◆ BRIEF: Pull each line containing "text" out of the data and copy it.
BEGIN EXERCISE INPUT
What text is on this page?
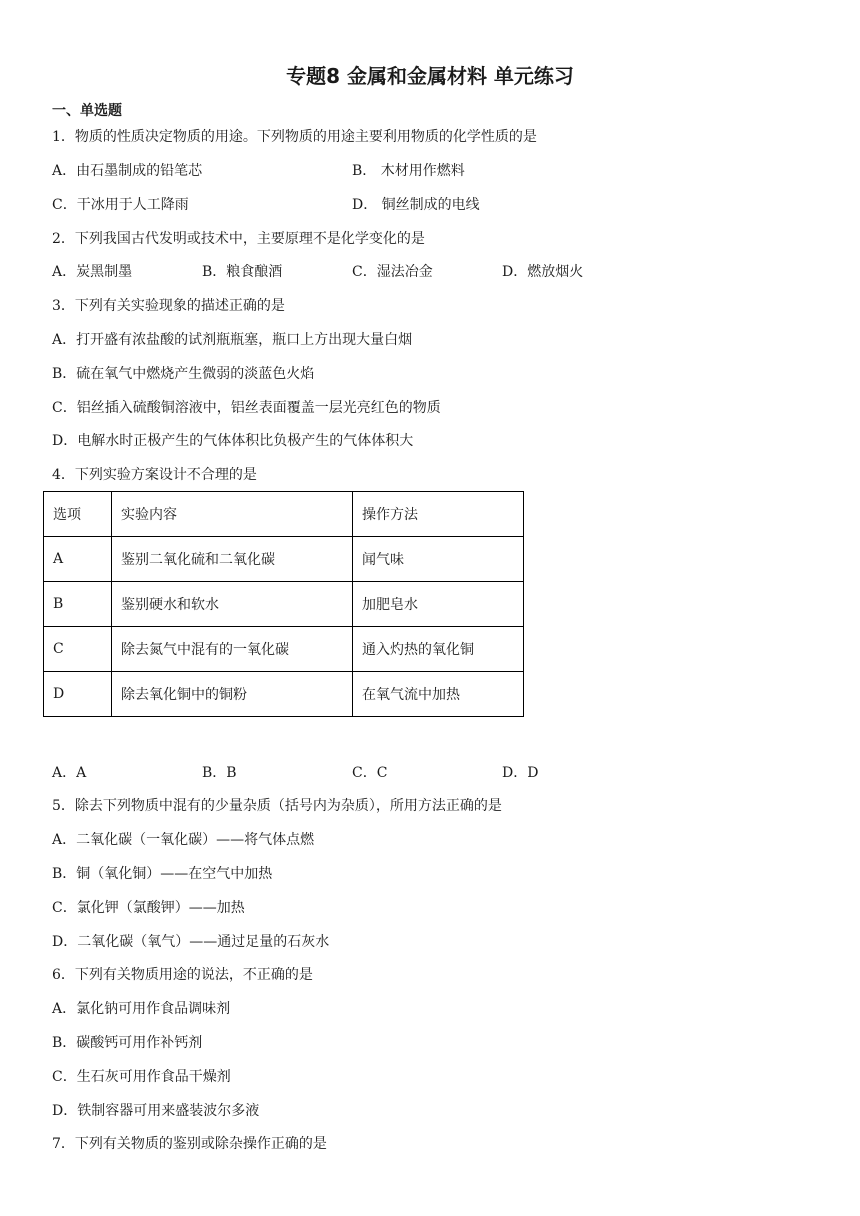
专题8 金属和金属材料 单元练习
一、单选题
1．物质的性质决定物质的用途。下列物质的用途主要利用物质的化学性质的是
A．由石墨制成的铅笔芯	B． 木材用作燃料
C．干冰用于人工降雨	D． 铜丝制成的电线
2．下列我国古代发明或技术中，主要原理不是化学变化的是
A．炭黑制墨	B．粮食酿酒	C．湿法冶金	D．燃放烟火
3．下列有关实验现象的描述正确的是
A．打开盛有浓盐酸的试剂瓶瓶塞，瓶口上方出现大量白烟
B．硫在氧气中燃烧产生微弱的淡蓝色火焰
C．铝丝插入硫酸铜溶液中，铝丝表面覆盖一层光亮红色的物质
D．电解水时正极产生的气体体积比负极产生的气体体积大
4．下列实验方案设计不合理的是
选项	实验内容	操作方法
A	鉴别二氧化硫和二氧化碳	闻气味
B	鉴别硬水和软水	加肥皂水
C	除去氮气中混有的一氧化碳	通入灼热的氧化铜
D	除去氧化铜中的铜粉	在氧气流中加热
A．A	B．B	C．C	D．D
5．除去下列物质中混有的少量杂质（括号内为杂质），所用方法正确的是
A．二氧化碳（一氧化碳）——将气体点燃
B．铜（氧化铜）——在空气中加热
C．氯化钾（氯酸钾）——加热
D．二氧化碳（氧气）——通过足量的石灰水
6．下列有关物质用途的说法，不正确的是
A．氯化钠可用作食品调味剂
B．碳酸钙可用作补钙剂
C．生石灰可用作食品干燥剂
D．铁制容器可用来盛装波尔多液
7．下列有关物质的鉴别或除杂操作正确的是
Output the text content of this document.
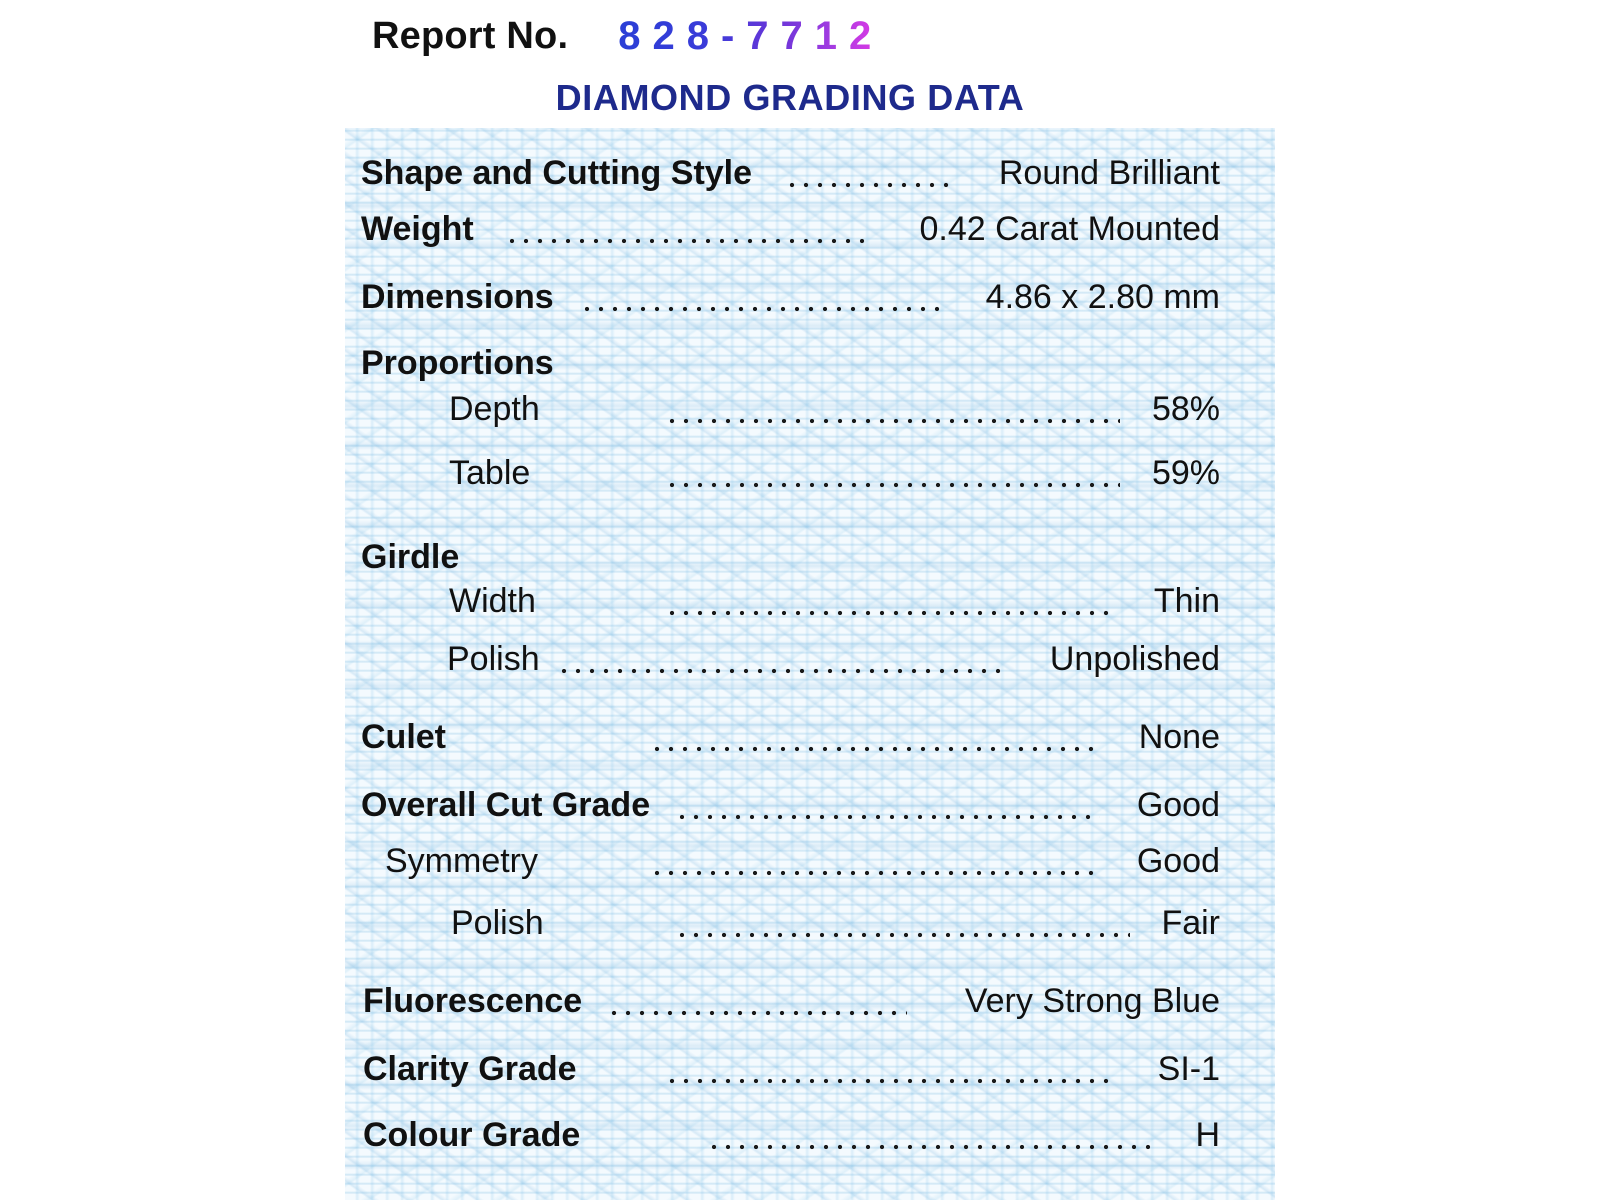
Report No. 828-7712
DIAMOND GRADING DATA
Shape and Cutting Style	Round Brilliant
Weight	0.42 Carat Mounted
Dimensions	4.86 x 2.80 mm
Proportions
Depth	58%
Table	59%
Girdle
Width	Thin
Polish	Unpolished
Culet	None
Overall Cut Grade	Good
Symmetry	Good
Polish	Fair
Fluorescence	Very Strong Blue
Clarity Grade	SI-1
Colour Grade	H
END EXERCISE INPUT
◆ OUTPUT FOR THIS TASK:
What text is on this page?
Output the text content of this document.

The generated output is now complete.